◆ WHAT IS NEEDED
How many of the lines contain the string "Region"? Give the number, with no other words.
--- start of DATA LINES ---
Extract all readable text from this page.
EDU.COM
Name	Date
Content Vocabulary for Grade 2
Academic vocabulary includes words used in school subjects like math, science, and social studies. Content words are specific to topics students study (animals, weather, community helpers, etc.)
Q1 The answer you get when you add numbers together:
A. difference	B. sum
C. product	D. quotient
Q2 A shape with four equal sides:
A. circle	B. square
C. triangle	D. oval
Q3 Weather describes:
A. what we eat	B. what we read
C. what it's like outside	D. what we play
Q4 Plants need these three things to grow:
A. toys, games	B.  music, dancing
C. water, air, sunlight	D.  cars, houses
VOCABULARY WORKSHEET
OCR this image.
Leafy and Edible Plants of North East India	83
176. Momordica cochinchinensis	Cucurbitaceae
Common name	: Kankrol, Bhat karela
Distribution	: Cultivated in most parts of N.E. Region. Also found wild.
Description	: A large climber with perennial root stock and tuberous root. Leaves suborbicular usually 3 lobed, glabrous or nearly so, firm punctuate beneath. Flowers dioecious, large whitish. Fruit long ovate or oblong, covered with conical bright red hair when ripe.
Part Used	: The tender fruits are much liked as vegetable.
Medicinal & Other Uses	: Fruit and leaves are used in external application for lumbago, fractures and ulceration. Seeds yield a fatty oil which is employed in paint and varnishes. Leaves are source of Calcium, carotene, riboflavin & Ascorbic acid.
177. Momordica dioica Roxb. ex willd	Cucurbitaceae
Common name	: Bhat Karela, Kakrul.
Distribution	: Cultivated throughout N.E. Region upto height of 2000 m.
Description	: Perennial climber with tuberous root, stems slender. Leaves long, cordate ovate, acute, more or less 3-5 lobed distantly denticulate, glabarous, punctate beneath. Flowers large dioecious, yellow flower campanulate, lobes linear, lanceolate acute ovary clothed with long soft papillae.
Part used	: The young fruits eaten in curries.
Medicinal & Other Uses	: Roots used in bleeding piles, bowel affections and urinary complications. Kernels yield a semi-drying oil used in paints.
--- end of DATA LINES ---
◆ ANSWER TO THE EXERCISE
2